Input records:
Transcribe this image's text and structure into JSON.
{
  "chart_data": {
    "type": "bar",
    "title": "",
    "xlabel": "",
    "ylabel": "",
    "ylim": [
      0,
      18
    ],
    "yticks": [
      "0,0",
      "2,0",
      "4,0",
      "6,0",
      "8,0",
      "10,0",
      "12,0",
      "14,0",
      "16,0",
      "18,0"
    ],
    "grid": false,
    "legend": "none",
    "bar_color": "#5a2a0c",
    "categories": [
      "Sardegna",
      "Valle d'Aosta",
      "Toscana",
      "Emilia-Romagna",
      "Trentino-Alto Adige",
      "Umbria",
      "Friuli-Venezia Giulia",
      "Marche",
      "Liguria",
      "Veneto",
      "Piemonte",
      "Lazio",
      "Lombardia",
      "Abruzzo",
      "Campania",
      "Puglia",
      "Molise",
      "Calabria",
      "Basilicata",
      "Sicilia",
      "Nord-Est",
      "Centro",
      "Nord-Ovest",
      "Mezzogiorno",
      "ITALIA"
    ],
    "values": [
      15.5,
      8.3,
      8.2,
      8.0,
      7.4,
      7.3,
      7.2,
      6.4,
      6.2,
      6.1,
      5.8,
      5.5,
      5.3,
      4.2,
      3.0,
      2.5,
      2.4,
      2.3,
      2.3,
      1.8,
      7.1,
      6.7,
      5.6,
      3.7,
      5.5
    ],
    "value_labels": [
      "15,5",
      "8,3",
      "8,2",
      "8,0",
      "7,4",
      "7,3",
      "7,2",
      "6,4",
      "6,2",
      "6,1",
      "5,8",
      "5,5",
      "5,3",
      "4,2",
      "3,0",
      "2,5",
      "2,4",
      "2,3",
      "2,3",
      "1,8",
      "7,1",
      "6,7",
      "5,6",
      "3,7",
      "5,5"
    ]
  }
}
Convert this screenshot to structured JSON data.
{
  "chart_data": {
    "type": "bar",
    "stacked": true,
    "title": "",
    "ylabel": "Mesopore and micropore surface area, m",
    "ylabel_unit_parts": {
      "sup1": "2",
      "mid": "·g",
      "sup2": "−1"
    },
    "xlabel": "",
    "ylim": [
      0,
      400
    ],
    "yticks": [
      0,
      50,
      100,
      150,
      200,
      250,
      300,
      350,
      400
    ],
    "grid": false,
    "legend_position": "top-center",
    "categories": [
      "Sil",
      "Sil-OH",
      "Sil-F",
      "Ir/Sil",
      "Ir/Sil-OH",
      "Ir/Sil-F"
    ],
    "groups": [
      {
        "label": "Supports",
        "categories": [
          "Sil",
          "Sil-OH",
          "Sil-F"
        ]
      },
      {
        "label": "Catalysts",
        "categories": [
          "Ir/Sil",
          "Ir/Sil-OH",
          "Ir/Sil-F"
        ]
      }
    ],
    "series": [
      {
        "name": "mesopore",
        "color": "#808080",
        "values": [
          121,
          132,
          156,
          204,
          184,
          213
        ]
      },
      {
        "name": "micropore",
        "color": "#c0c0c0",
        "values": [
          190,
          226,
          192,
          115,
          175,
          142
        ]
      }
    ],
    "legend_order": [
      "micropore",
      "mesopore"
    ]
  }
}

Aim: Pick out each line containing the string "JSON" and copy it.

Exercise output:
Transcribe this image's text and structure into JSON.
Convert this screenshot to structured JSON data.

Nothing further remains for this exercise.